[Problem to work on]
The listing below should be written out exactly; please include all of it.

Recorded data
┄┄┄┄┄┄┄┄┄┄┄┄┄┄┄┄┄┄┄┄

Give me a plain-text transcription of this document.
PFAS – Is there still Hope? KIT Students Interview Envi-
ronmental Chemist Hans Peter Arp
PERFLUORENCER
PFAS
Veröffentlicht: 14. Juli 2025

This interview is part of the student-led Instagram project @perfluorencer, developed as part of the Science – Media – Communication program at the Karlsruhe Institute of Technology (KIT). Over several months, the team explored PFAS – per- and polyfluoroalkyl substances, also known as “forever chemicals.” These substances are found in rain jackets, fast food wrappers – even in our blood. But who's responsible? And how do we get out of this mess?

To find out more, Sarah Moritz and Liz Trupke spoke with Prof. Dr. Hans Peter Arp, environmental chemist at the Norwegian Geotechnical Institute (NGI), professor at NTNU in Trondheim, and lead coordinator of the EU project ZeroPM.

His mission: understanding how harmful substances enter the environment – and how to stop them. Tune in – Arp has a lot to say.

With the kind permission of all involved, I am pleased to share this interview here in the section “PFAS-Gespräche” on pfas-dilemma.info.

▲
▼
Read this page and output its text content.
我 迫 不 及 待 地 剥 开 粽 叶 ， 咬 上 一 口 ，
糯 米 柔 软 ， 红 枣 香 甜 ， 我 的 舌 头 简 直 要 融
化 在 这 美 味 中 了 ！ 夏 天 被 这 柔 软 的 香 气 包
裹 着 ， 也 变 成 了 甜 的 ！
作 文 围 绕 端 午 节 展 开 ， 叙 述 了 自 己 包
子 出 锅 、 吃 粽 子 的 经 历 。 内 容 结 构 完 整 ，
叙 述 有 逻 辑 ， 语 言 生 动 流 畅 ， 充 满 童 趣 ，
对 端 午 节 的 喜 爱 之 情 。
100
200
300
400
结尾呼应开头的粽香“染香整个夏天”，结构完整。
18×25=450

┄┄┄┄┄┄┄┄┄┄┄┄┄┄┄┄┄┄┄┄

[Answer to this task]
Give me a plain-text transcription of this document.
PFAS – Is there still Hope? KIT Students Interview Envi-
ronmental Chemist Hans Peter Arp
PERFLUORENCER
PFAS
Veröffentlicht: 14. Juli 2025

This interview is part of the student-led Instagram project @perfluorencer, developed as part of the Science – Media – Communication program at the Karlsruhe Institute of Technology (KIT). Over several months, the team explored PFAS – per- and polyfluoroalkyl substances, also known as “forever chemicals.” These substances are found in rain jackets, fast food wrappers – even in our blood. But who's responsible? And how do we get out of this mess?

To find out more, Sarah Moritz and Liz Trupke spoke with Prof. Dr. Hans Peter Arp, environmental chemist at the Norwegian Geotechnical Institute (NGI), professor at NTNU in Trondheim, and lead coordinator of the EU project ZeroPM.

His mission: understanding how harmful substances enter the environment – and how to stop them. Tune in – Arp has a lot to say.

With the kind permission of all involved, I am pleased to share this interview here in the section “PFAS-Gespräche” on pfas-dilemma.info.

▲
▼
Read this page and output its text content.
我 迫 不 及 待 地 剥 开 粽 叶 ， 咬 上 一 口 ，
糯 米 柔 软 ， 红 枣 香 甜 ， 我 的 舌 头 简 直 要 融
化 在 这 美 味 中 了 ！ 夏 天 被 这 柔 软 的 香 气 包
裹 着 ， 也 变 成 了 甜 的 ！
作 文 围 绕 端 午 节 展 开 ， 叙 述 了 自 己 包
子 出 锅 、 吃 粽 子 的 经 历 。 内 容 结 构 完 整 ，
叙 述 有 逻 辑 ， 语 言 生 动 流 畅 ， 充 满 童 趣 ，
对 端 午 节 的 喜 爱 之 情 。
100
200
300
400
结尾呼应开头的粽香“染香整个夏天”，结构完整。
18×25=450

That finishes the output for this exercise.